→ Problem:
Where the string "digit" occurs in the material below, report the whole line.

[Dataset records]
☆ ☆ ☆ ☆ ☆

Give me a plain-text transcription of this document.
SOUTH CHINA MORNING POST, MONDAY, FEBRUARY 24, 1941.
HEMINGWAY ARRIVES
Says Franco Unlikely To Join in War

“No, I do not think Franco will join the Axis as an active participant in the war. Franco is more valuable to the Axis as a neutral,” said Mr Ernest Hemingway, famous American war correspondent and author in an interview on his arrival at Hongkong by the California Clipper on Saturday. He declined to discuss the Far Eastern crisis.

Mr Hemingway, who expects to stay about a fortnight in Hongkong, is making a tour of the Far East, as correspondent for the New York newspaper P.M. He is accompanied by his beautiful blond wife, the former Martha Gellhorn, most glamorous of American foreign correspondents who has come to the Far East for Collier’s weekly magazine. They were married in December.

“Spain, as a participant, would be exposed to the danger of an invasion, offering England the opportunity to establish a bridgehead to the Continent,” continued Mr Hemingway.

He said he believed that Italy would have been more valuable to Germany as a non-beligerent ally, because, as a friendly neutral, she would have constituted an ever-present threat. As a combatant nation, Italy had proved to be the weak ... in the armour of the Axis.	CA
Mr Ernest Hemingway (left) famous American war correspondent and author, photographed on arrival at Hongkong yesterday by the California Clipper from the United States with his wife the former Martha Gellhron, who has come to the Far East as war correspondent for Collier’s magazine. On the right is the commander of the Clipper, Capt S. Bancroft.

☆ ☆ ☆ ☆ ☆

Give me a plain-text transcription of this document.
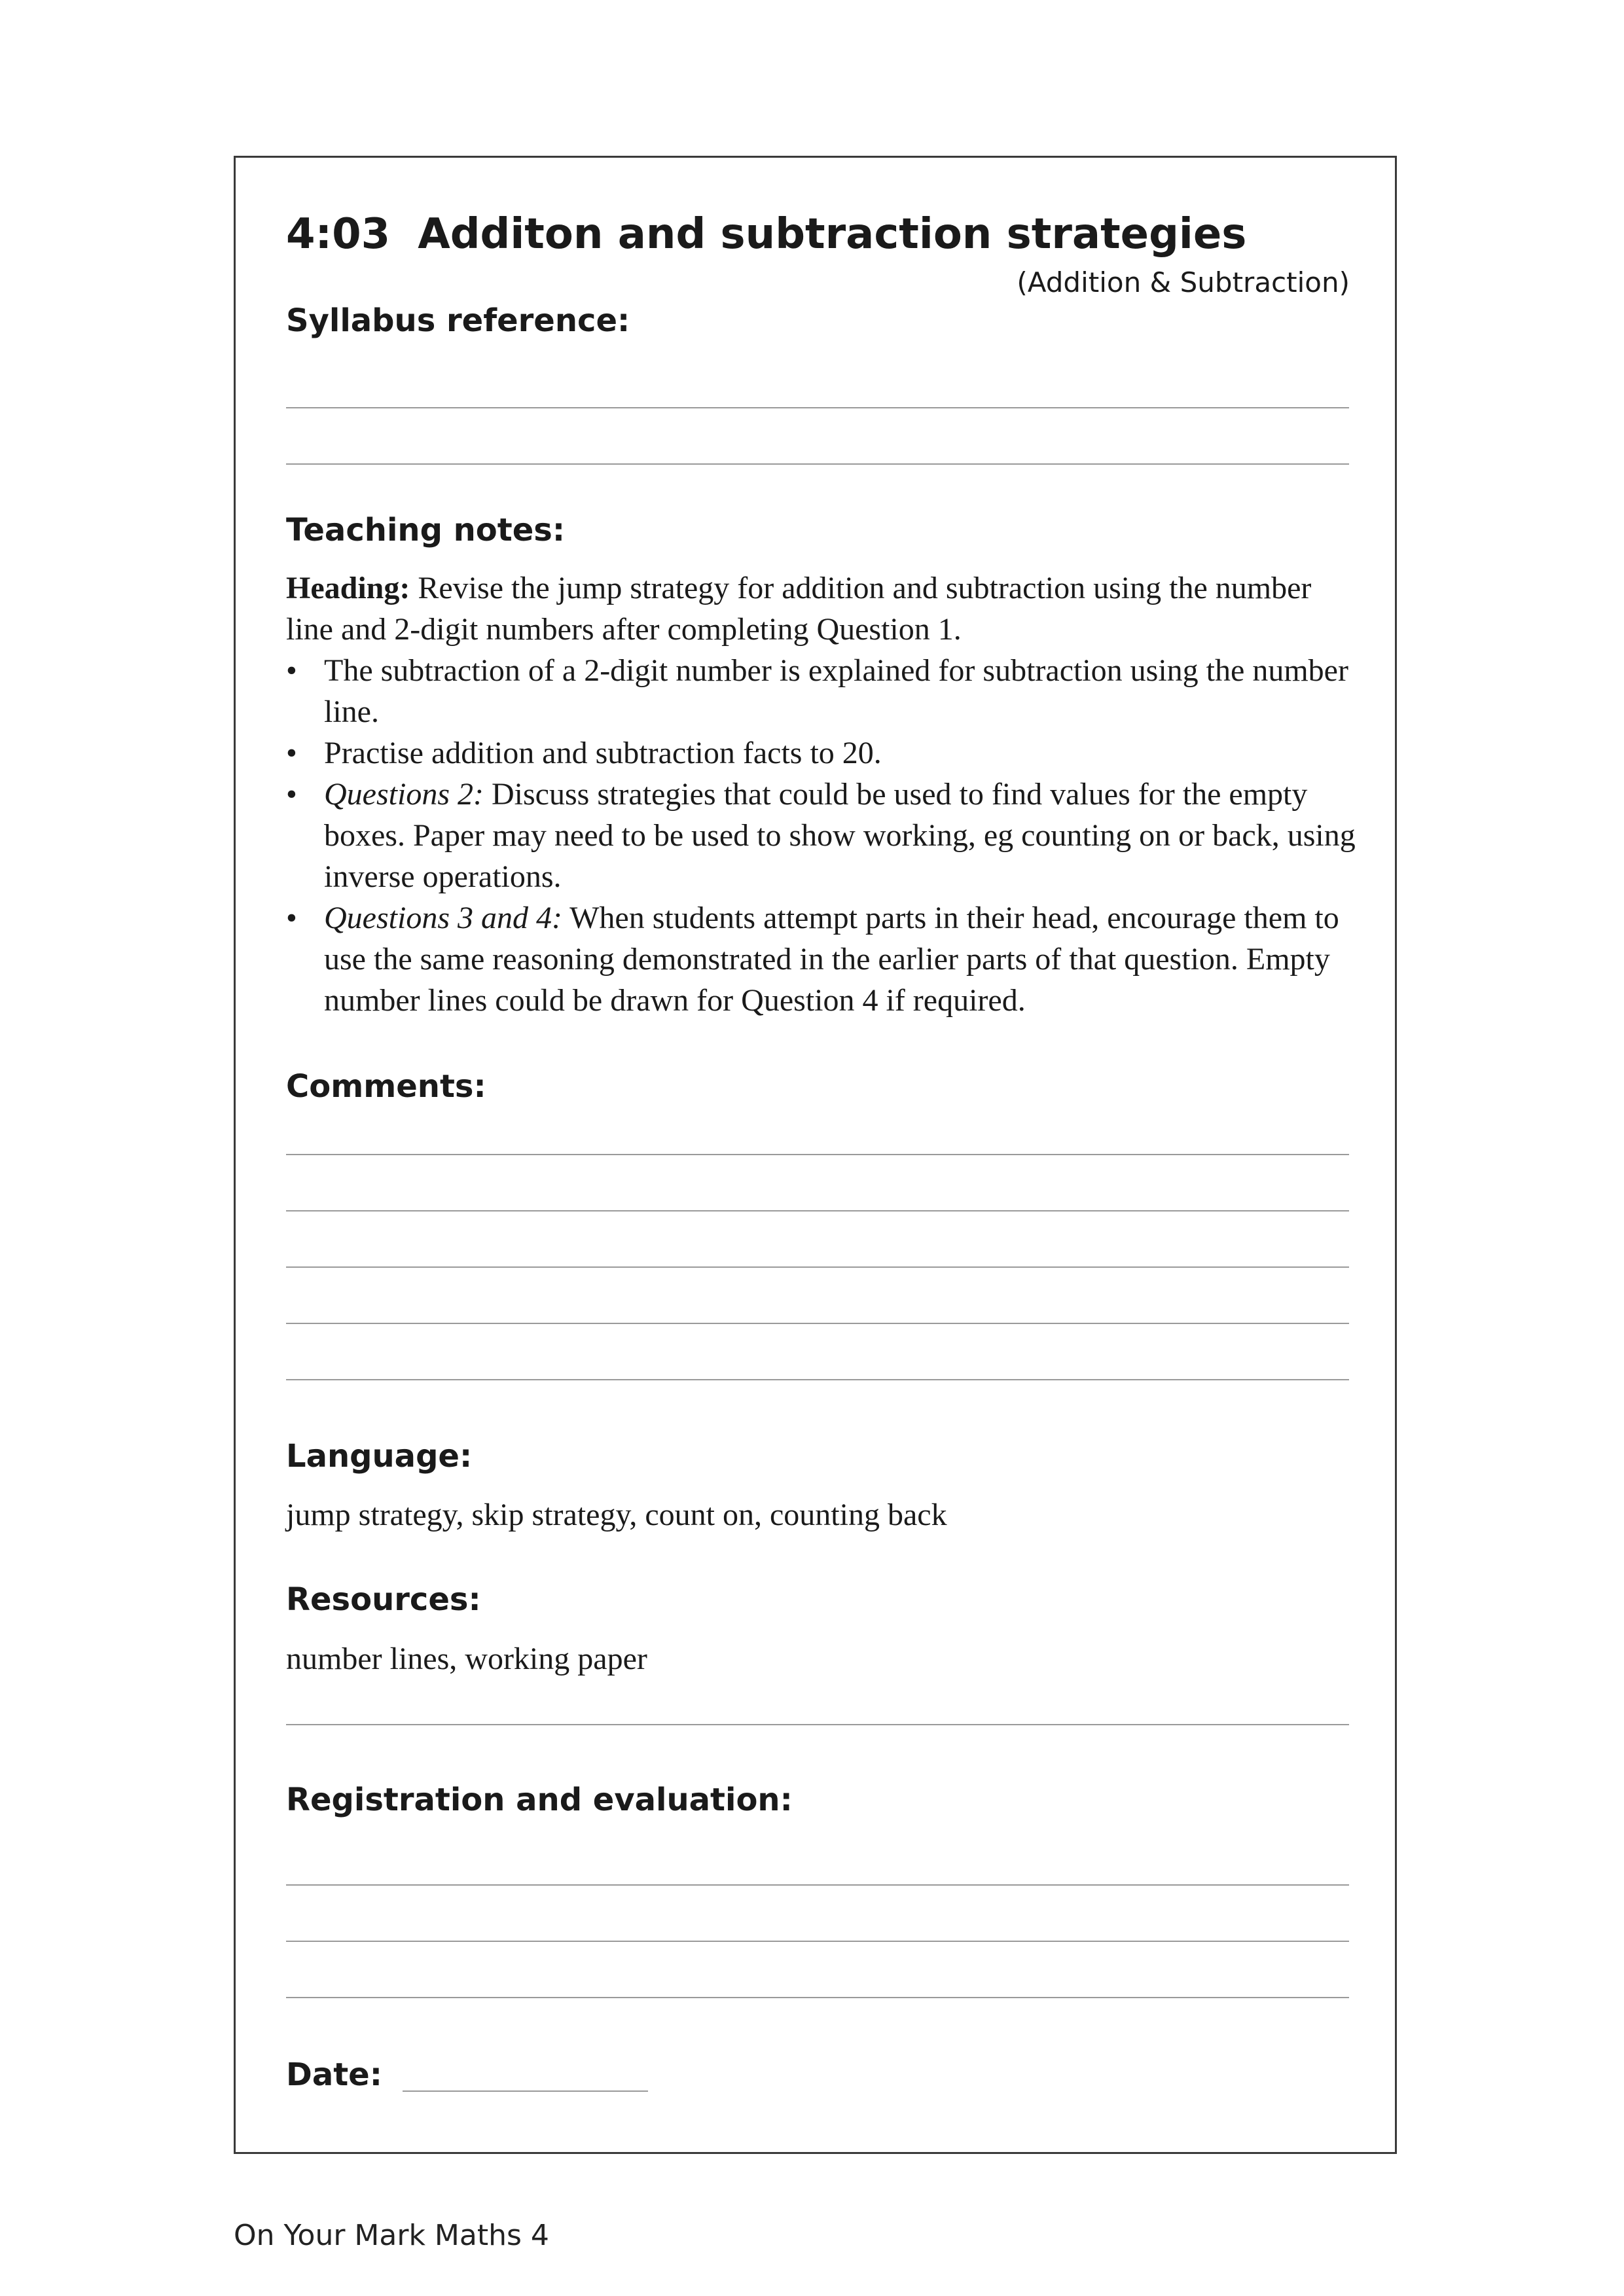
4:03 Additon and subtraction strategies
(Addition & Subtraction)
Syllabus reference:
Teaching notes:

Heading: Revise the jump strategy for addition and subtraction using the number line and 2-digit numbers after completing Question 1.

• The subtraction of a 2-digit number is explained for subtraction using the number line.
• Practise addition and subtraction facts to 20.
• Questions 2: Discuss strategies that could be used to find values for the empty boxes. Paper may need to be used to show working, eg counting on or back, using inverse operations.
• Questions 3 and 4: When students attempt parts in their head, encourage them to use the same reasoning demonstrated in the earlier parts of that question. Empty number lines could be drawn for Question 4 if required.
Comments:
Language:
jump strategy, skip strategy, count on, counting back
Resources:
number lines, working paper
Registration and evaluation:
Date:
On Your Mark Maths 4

☆ ☆ ☆ ☆ ☆

→ Full answer:
Heading: Revise the jump strategy for addition and subtraction using the number line and 2-digit numbers after completing Question 1.
• The subtraction of a 2-digit number is explained for subtraction using the number line.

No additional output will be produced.